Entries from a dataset
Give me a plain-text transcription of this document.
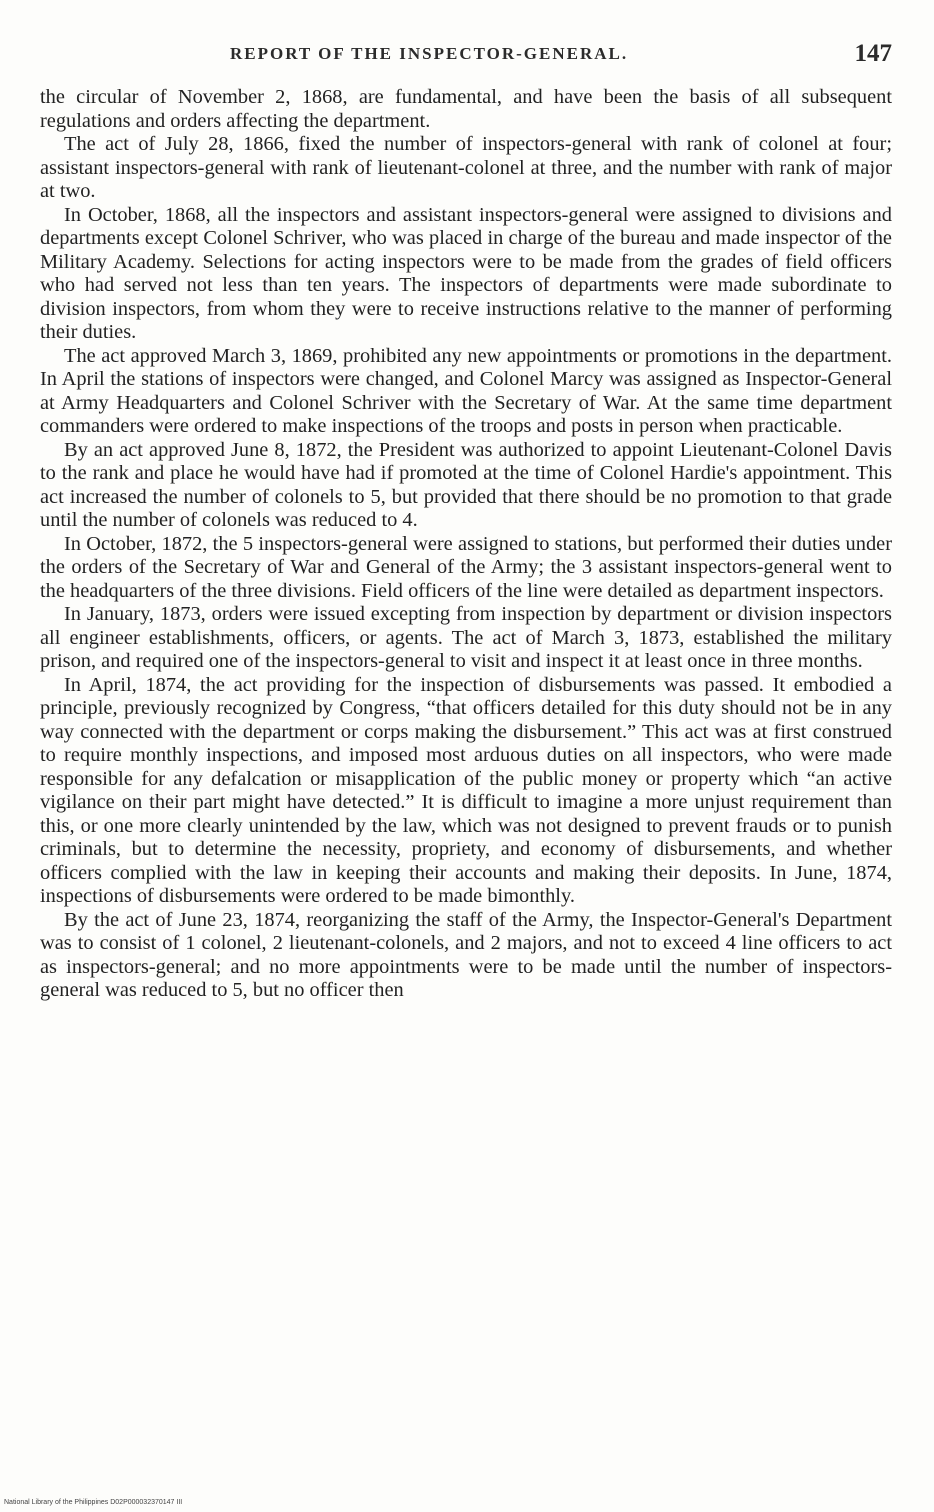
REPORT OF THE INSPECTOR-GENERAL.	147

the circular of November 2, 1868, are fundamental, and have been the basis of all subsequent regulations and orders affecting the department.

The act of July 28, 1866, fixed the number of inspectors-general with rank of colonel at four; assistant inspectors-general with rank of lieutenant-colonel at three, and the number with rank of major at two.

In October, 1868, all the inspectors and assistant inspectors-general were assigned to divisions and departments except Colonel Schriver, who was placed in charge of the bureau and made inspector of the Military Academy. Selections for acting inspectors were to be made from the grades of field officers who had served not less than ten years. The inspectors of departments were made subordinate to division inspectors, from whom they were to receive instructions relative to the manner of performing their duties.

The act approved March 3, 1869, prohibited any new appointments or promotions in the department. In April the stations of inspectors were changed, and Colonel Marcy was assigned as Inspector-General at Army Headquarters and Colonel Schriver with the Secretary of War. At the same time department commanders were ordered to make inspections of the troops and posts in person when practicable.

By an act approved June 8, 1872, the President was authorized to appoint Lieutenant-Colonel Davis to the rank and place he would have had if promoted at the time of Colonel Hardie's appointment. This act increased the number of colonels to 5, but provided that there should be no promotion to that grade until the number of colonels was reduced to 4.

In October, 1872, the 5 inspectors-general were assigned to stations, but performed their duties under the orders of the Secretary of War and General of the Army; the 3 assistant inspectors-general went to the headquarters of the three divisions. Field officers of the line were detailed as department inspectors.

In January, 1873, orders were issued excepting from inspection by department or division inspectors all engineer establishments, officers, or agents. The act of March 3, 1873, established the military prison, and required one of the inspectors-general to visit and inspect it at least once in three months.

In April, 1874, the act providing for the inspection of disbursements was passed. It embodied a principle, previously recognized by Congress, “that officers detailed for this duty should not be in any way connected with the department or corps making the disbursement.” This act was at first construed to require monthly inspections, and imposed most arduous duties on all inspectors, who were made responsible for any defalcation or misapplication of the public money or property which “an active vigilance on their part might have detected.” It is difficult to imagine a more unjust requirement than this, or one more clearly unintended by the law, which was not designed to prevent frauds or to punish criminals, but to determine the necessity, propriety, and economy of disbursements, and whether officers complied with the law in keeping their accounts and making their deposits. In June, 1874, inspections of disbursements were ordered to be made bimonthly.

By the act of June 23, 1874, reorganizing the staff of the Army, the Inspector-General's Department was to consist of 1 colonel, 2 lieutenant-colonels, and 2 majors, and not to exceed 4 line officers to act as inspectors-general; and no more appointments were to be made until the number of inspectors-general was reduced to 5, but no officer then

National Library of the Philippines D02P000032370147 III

...

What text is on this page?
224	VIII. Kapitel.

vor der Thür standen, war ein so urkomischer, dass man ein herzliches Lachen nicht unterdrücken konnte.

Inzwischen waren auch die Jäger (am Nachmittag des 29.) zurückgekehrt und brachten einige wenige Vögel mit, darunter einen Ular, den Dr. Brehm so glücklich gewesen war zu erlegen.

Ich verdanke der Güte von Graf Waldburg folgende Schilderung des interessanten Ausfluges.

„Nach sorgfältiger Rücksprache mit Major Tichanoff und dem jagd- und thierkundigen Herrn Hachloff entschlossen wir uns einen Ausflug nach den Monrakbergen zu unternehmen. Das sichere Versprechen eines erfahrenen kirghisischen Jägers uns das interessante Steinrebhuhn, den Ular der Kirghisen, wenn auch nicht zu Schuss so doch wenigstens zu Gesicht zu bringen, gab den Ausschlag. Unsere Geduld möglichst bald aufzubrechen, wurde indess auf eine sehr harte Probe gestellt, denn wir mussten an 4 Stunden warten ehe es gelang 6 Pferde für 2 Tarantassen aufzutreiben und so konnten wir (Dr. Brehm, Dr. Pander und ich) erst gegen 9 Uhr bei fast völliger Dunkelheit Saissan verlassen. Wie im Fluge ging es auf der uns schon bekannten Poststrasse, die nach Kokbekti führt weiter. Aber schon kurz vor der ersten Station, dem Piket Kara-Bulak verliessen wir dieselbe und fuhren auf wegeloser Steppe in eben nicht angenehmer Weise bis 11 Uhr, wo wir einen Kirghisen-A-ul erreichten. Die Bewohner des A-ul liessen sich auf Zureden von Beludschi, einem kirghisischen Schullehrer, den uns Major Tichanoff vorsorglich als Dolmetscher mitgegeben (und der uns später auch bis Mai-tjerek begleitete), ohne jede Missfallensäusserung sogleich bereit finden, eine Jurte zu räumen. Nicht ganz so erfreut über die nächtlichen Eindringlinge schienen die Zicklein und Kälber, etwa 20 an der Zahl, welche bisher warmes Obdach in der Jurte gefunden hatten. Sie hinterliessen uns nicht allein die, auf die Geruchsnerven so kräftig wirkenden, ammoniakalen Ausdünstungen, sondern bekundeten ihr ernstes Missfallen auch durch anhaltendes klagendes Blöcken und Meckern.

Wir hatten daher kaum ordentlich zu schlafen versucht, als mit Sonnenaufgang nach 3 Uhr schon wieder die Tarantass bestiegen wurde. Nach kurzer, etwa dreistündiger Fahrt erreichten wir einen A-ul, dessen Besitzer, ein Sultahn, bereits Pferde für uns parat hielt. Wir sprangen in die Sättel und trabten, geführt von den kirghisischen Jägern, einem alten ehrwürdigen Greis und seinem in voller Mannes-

==

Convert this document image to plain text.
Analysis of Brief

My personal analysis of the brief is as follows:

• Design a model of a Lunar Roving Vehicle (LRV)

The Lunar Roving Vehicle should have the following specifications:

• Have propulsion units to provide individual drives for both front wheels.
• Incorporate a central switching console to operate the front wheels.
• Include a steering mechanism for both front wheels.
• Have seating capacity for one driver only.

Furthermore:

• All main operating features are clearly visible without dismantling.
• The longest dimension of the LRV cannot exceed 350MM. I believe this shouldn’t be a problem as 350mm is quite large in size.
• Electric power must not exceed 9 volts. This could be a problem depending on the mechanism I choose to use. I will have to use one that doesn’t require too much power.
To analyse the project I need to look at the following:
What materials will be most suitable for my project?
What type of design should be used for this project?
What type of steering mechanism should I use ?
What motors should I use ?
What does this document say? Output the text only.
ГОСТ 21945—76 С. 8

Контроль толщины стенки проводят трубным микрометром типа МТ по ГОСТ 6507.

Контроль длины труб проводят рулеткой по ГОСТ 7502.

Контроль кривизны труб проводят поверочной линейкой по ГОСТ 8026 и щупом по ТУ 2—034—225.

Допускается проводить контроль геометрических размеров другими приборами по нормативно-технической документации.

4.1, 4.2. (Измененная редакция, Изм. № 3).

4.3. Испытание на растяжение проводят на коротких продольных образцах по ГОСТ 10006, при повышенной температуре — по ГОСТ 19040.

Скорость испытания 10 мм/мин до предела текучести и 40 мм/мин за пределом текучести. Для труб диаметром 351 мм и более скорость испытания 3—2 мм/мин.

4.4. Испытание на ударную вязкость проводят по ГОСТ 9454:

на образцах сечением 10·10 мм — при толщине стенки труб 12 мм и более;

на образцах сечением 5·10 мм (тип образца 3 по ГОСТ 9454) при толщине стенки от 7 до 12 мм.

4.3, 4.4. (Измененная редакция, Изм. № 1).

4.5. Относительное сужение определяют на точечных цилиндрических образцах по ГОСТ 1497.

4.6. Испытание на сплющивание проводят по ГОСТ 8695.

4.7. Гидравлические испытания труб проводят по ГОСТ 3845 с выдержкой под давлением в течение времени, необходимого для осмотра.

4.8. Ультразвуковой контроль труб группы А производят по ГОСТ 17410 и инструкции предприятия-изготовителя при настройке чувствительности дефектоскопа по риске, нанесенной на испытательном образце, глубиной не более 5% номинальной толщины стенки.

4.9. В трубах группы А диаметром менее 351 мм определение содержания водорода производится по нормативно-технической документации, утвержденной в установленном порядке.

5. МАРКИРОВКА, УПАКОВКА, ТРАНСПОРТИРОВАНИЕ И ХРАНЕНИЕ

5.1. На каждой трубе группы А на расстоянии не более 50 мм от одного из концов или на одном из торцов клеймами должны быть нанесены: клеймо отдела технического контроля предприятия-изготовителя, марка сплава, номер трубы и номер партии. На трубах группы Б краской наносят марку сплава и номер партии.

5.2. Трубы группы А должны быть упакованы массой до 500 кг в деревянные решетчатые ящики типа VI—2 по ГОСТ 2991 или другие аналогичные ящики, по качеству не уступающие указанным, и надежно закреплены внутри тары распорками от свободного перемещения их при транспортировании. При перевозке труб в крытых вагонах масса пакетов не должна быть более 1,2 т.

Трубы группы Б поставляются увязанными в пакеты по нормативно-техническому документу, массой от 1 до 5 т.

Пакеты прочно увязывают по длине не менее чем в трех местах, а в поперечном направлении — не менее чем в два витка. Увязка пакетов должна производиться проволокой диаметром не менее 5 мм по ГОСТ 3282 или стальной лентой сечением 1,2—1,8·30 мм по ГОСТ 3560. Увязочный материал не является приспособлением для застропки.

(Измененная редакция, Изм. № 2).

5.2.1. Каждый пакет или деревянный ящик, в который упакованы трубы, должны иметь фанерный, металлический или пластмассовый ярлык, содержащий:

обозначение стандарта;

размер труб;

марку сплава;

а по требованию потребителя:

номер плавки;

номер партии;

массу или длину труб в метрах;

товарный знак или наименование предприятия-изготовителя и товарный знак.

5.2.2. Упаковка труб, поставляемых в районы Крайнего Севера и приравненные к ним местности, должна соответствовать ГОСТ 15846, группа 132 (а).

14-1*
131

### WORK TO DO
Above is a listing; report how many of its lines include the word "document", giving the number only.

### RESULT
3